## [What you need to do]
Go through the listing and pick out each line with the word "chevron" in it.

[Collected data entries]

---*---

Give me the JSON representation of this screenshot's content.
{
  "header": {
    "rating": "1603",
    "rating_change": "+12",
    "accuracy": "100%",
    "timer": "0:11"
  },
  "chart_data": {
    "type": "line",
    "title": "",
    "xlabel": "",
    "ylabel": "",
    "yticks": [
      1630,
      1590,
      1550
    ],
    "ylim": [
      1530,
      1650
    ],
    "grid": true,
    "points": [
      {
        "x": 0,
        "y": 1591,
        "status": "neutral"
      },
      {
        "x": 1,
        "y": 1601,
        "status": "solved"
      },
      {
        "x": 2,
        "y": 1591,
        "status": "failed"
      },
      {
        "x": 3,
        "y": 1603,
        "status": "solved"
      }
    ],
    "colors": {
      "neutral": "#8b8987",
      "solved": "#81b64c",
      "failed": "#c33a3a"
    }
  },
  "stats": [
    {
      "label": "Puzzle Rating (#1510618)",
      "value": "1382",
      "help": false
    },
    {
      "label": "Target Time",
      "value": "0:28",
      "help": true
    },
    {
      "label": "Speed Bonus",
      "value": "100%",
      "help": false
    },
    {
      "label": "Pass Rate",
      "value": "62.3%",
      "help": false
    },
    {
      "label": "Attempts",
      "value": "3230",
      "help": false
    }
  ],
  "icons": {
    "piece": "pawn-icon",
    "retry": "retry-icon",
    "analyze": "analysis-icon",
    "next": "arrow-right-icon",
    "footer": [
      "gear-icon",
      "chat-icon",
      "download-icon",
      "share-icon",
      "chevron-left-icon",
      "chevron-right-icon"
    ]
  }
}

---*---

## [Written solution]
      "chevron-left-icon",
      "chevron-right-icon"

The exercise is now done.